GIVEN REQUEST
Drop all images and give the records again exactly.

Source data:
## begin

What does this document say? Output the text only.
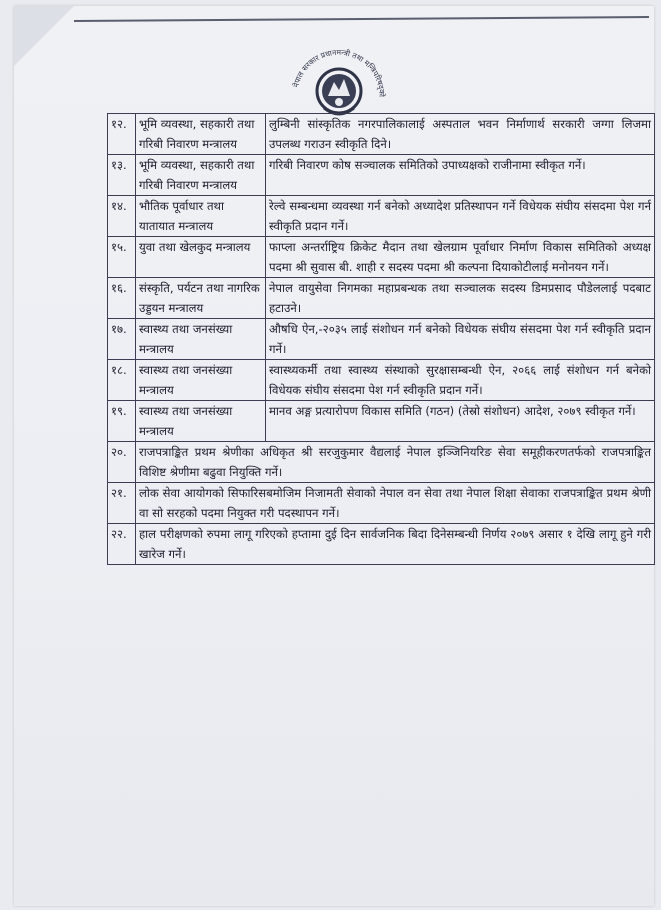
नेपाल सरकार प्रधानमन्त्री तथा मन्त्रिपरिषद्को
१२.	भूमि व्यवस्था, सहकारी तथा गरिबी निवारण मन्त्रालय	लुम्बिनी सांस्कृतिक नगरपालिकालाई अस्पताल भवन निर्माणार्थ सरकारी जग्गा लिजमा उपलब्ध गराउन स्वीकृति दिने।
१३.	भूमि व्यवस्था, सहकारी तथा गरिबी निवारण मन्त्रालय	गरिबी निवारण कोष सञ्चालक समितिको उपाध्यक्षको राजीनामा स्वीकृत गर्ने।
१४.	भौतिक पूर्वाधार तथा यातायात मन्त्रालय	रेल्वे सम्बन्धमा व्यवस्था गर्न बनेको अध्यादेश प्रतिस्थापन गर्ने विधेयक संघीय संसदमा पेश गर्न स्वीकृति प्रदान गर्ने।
१५.	युवा तथा खेलकुद मन्त्रालय	फाप्ला अन्तर्राष्ट्रिय क्रिकेट मैदान तथा खेलग्राम पूर्वाधार निर्माण विकास समितिको अध्यक्ष पदमा श्री सुवास बी. शाही र सदस्य पदमा श्री कल्पना दियाकोटीलाई मनोनयन गर्ने।
१६.	संस्कृति, पर्यटन तथा नागरिक उड्डयन मन्त्रालय	नेपाल वायुसेवा निगमका महाप्रबन्धक तथा सञ्चालक सदस्य डिमप्रसाद पौडेललाई पदबाट हटाउने।
१७.	स्वास्थ्य तथा जनसंख्या मन्त्रालय	औषधि ऐन,-२०३५ लाई संशोधन गर्न बनेको विधेयक संघीय संसदमा पेश गर्न स्वीकृति प्रदान गर्ने।
१८.	स्वास्थ्य तथा जनसंख्या मन्त्रालय	स्वास्थ्यकर्मी तथा स्वास्थ्य संस्थाको सुरक्षासम्बन्धी ऐन, २०६६ लाई संशोधन गर्न बनेको विधेयक संघीय संसदमा पेश गर्न स्वीकृति प्रदान गर्ने।
१९.	स्वास्थ्य तथा जनसंख्या मन्त्रालय	मानव अङ्ग प्रत्यारोपण विकास समिति (गठन) (तेस्रो संशोधन) आदेश, २०७९ स्वीकृत गर्ने।
२०.	राजपत्राङ्कित प्रथम श्रेणीका अधिकृत श्री सरजुकुमार वैद्यलाई नेपाल इञ्जिनियरिङ सेवा समूहीकरणतर्फको राजपत्राङ्कित विशिष्ट श्रेणीमा बढुवा नियुक्ति गर्ने।	
२१.	लोक सेवा आयोगको सिफारिसबमोजिम निजामती सेवाको नेपाल वन सेवा तथा नेपाल शिक्षा सेवाका राजपत्राङ्कित प्रथम श्रेणी वा सो सरहको पदमा नियुक्त गरी पदस्थापन गर्ने।	
२२.	हाल परीक्षणको रुपमा लागू गरिएको हप्तामा दुई दिन सार्वजनिक बिदा दिनेसम्बन्धी निर्णय २०७९ असार १ देखि लागू हुने गरी खारेज गर्ने।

## end

THE REPLY
What does this document say? Output the text only.
नेपाल सरकार प्रधानमन्त्री तथा मन्त्रिपरिषद्को
१२.	भूमि व्यवस्था, सहकारी तथा गरिबी निवारण मन्त्रालय	लुम्बिनी सांस्कृतिक नगरपालिकालाई अस्पताल भवन निर्माणार्थ सरकारी जग्गा लिजमा उपलब्ध गराउन स्वीकृति दिने।
१३.	भूमि व्यवस्था, सहकारी तथा गरिबी निवारण मन्त्रालय	गरिबी निवारण कोष सञ्चालक समितिको उपाध्यक्षको राजीनामा स्वीकृत गर्ने।
१४.	भौतिक पूर्वाधार तथा यातायात मन्त्रालय	रेल्वे सम्बन्धमा व्यवस्था गर्न बनेको अध्यादेश प्रतिस्थापन गर्ने विधेयक संघीय संसदमा पेश गर्न स्वीकृति प्रदान गर्ने।
१५.	युवा तथा खेलकुद मन्त्रालय	फाप्ला अन्तर्राष्ट्रिय क्रिकेट मैदान तथा खेलग्राम पूर्वाधार निर्माण विकास समितिको अध्यक्ष पदमा श्री सुवास बी. शाही र सदस्य पदमा श्री कल्पना दियाकोटीलाई मनोनयन गर्ने।
१६.	संस्कृति, पर्यटन तथा नागरिक उड्डयन मन्त्रालय	नेपाल वायुसेवा निगमका महाप्रबन्धक तथा सञ्चालक सदस्य डिमप्रसाद पौडेललाई पदबाट हटाउने।
१७.	स्वास्थ्य तथा जनसंख्या मन्त्रालय	औषधि ऐन,-२०३५ लाई संशोधन गर्न बनेको विधेयक संघीय संसदमा पेश गर्न स्वीकृति प्रदान गर्ने।
१८.	स्वास्थ्य तथा जनसंख्या मन्त्रालय	स्वास्थ्यकर्मी तथा स्वास्थ्य संस्थाको सुरक्षासम्बन्धी ऐन, २०६६ लाई संशोधन गर्न बनेको विधेयक संघीय संसदमा पेश गर्न स्वीकृति प्रदान गर्ने।
१९.	स्वास्थ्य तथा जनसंख्या मन्त्रालय	मानव अङ्ग प्रत्यारोपण विकास समिति (गठन) (तेस्रो संशोधन) आदेश, २०७९ स्वीकृत गर्ने।
२०.	राजपत्राङ्कित प्रथम श्रेणीका अधिकृत श्री सरजुकुमार वैद्यलाई नेपाल इञ्जिनियरिङ सेवा समूहीकरणतर्फको राजपत्राङ्कित विशिष्ट श्रेणीमा बढुवा नियुक्ति गर्ने।	
२१.	लोक सेवा आयोगको सिफारिसबमोजिम निजामती सेवाको नेपाल वन सेवा तथा नेपाल शिक्षा सेवाका राजपत्राङ्कित प्रथम श्रेणी वा सो सरहको पदमा नियुक्त गरी पदस्थापन गर्ने।	
२२.	हाल परीक्षणको रुपमा लागू गरिएको हप्तामा दुई दिन सार्वजनिक बिदा दिनेसम्बन्धी निर्णय २०७९ असार १ देखि लागू हुने गरी खारेज गर्ने।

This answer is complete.